Short exercise.
Output all the entries word for word. Omit the pictures.

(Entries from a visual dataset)
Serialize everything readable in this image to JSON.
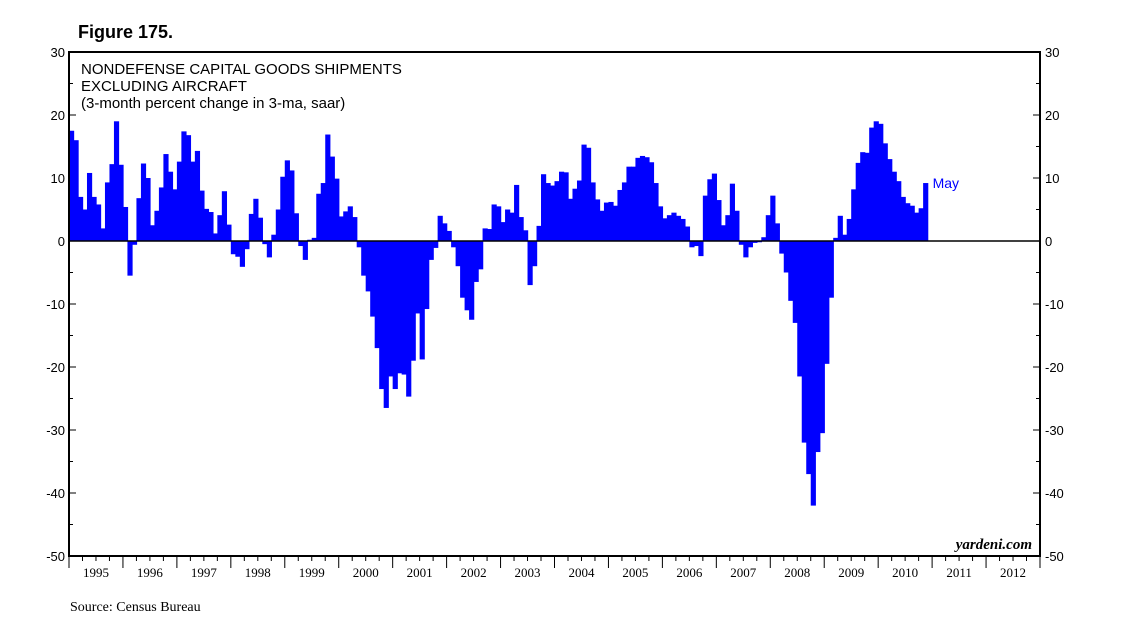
{
  "figure_label": "Figure 175.",
  "source": "Source: Census Bureau",
  "watermark": "yardeni.com",
  "chart_data": {
    "type": "bar",
    "title_lines": [
      "NONDEFENSE CAPITAL GOODS SHIPMENTS",
      "EXCLUDING AIRCRAFT",
      "(3-month percent change in 3-ma, saar)"
    ],
    "ylim": [
      -50,
      30
    ],
    "yticks": [
      "30",
      "20",
      "10",
      "0",
      "-10",
      "-20",
      "-30",
      "-40",
      "-50"
    ],
    "x_labels": [
      "1995",
      "1996",
      "1997",
      "1998",
      "1999",
      "2000",
      "2001",
      "2002",
      "2003",
      "2004",
      "2005",
      "2006",
      "2007",
      "2008",
      "2009",
      "2010",
      "2011",
      "2012"
    ],
    "x_start": "1995-01",
    "annotation": "May",
    "bar_color": "#0000ff",
    "values": [
      17.5,
      16,
      7,
      5,
      10.8,
      7,
      5.8,
      2,
      9.3,
      12.2,
      19,
      12.1,
      5.4,
      -5.5,
      -0.6,
      6.8,
      12.3,
      10,
      2.5,
      4.8,
      8.5,
      13.8,
      11,
      8.2,
      12.6,
      17.4,
      16.8,
      12.6,
      14.3,
      8,
      5.1,
      4.6,
      1.2,
      4.1,
      7.9,
      2.6,
      -2.1,
      -2.5,
      -4.1,
      -1.3,
      4.3,
      6.7,
      3.7,
      -0.5,
      -2.6,
      1,
      5,
      10.2,
      12.8,
      11.2,
      4.4,
      -0.8,
      -3,
      0.2,
      0.5,
      7.5,
      9.2,
      16.9,
      13.4,
      9.9,
      3.9,
      4.7,
      5.5,
      3.8,
      -1,
      -5.5,
      -8,
      -12,
      -17,
      -23.5,
      -26.5,
      -21.5,
      -23.5,
      -21,
      -21.2,
      -24.7,
      -19,
      -11.5,
      -18.8,
      -10.8,
      -3,
      -1.1,
      4,
      2.8,
      1.6,
      -1,
      -4,
      -9,
      -11,
      -12.5,
      -6.5,
      -4.5,
      2,
      1.9,
      5.8,
      5.5,
      3,
      5,
      4.5,
      8.9,
      3.8,
      1.7,
      -7,
      -4,
      2.4,
      10.6,
      9.2,
      8.8,
      9.5,
      11,
      10.9,
      6.7,
      8.3,
      9.6,
      15.3,
      14.8,
      9.3,
      6.6,
      4.8,
      6.1,
      6.2,
      5.6,
      8.1,
      9.3,
      11.8,
      11.8,
      13.2,
      13.5,
      13.3,
      12.5,
      9.2,
      5.5,
      3.6,
      4.1,
      4.5,
      4,
      3.5,
      2.3,
      -1,
      -0.8,
      -2.4,
      7.2,
      9.8,
      10.7,
      6.5,
      2.5,
      4.1,
      9.1,
      4.8,
      -0.6,
      -2.6,
      -1,
      -0.3,
      -0.2,
      0.6,
      4.1,
      7.2,
      2.8,
      -2,
      -5,
      -9.5,
      -13,
      -21.5,
      -32,
      -37,
      -42,
      -33.5,
      -30.5,
      -19.5,
      -9,
      0.5,
      4,
      1,
      3.5,
      8.2,
      12.4,
      14.1,
      14,
      18,
      19,
      18.6,
      15.5,
      13,
      11,
      9.5,
      7,
      6,
      5.6,
      4.5,
      5.2,
      9.2
    ]
  }
}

Solution to the exercise.
Serialize everything readable in this image to JSON.
{
  "figure_label": "Figure 175.",
  "source": "Source: Census Bureau",
  "watermark": "yardeni.com",
  "chart_data": {
    "type": "bar",
    "title_lines": [
      "NONDEFENSE CAPITAL GOODS SHIPMENTS",
      "EXCLUDING AIRCRAFT",
      "(3-month percent change in 3-ma, saar)"
    ],
    "ylim": [
      -50,
      30
    ],
    "yticks": [
      "30",
      "20",
      "10",
      "0",
      "-10",
      "-20",
      "-30",
      "-40",
      "-50"
    ],
    "x_labels": [
      "1995",
      "1996",
      "1997",
      "1998",
      "1999",
      "2000",
      "2001",
      "2002",
      "2003",
      "2004",
      "2005",
      "2006",
      "2007",
      "2008",
      "2009",
      "2010",
      "2011",
      "2012"
    ],
    "x_start": "1995-01",
    "annotation": "May",
    "bar_color": "#0000ff",
    "values": [
      17.5,
      16,
      7,
      5,
      10.8,
      7,
      5.8,
      2,
      9.3,
      12.2,
      19,
      12.1,
      5.4,
      -5.5,
      -0.6,
      6.8,
      12.3,
      10,
      2.5,
      4.8,
      8.5,
      13.8,
      11,
      8.2,
      12.6,
      17.4,
      16.8,
      12.6,
      14.3,
      8,
      5.1,
      4.6,
      1.2,
      4.1,
      7.9,
      2.6,
      -2.1,
      -2.5,
      -4.1,
      -1.3,
      4.3,
      6.7,
      3.7,
      -0.5,
      -2.6,
      1,
      5,
      10.2,
      12.8,
      11.2,
      4.4,
      -0.8,
      -3,
      0.2,
      0.5,
      7.5,
      9.2,
      16.9,
      13.4,
      9.9,
      3.9,
      4.7,
      5.5,
      3.8,
      -1,
      -5.5,
      -8,
      -12,
      -17,
      -23.5,
      -26.5,
      -21.5,
      -23.5,
      -21,
      -21.2,
      -24.7,
      -19,
      -11.5,
      -18.8,
      -10.8,
      -3,
      -1.1,
      4,
      2.8,
      1.6,
      -1,
      -4,
      -9,
      -11,
      -12.5,
      -6.5,
      -4.5,
      2,
      1.9,
      5.8,
      5.5,
      3,
      5,
      4.5,
      8.9,
      3.8,
      1.7,
      -7,
      -4,
      2.4,
      10.6,
      9.2,
      8.8,
      9.5,
      11,
      10.9,
      6.7,
      8.3,
      9.6,
      15.3,
      14.8,
      9.3,
      6.6,
      4.8,
      6.1,
      6.2,
      5.6,
      8.1,
      9.3,
      11.8,
      11.8,
      13.2,
      13.5,
      13.3,
      12.5,
      9.2,
      5.5,
      3.6,
      4.1,
      4.5,
      4,
      3.5,
      2.3,
      -1,
      -0.8,
      -2.4,
      7.2,
      9.8,
      10.7,
      6.5,
      2.5,
      4.1,
      9.1,
      4.8,
      -0.6,
      -2.6,
      -1,
      -0.3,
      -0.2,
      0.6,
      4.1,
      7.2,
      2.8,
      -2,
      -5,
      -9.5,
      -13,
      -21.5,
      -32,
      -37,
      -42,
      -33.5,
      -30.5,
      -19.5,
      -9,
      0.5,
      4,
      1,
      3.5,
      8.2,
      12.4,
      14.1,
      14,
      18,
      19,
      18.6,
      15.5,
      13,
      11,
      9.5,
      7,
      6,
      5.6,
      4.5,
      5.2,
      9.2
    ]
  }
}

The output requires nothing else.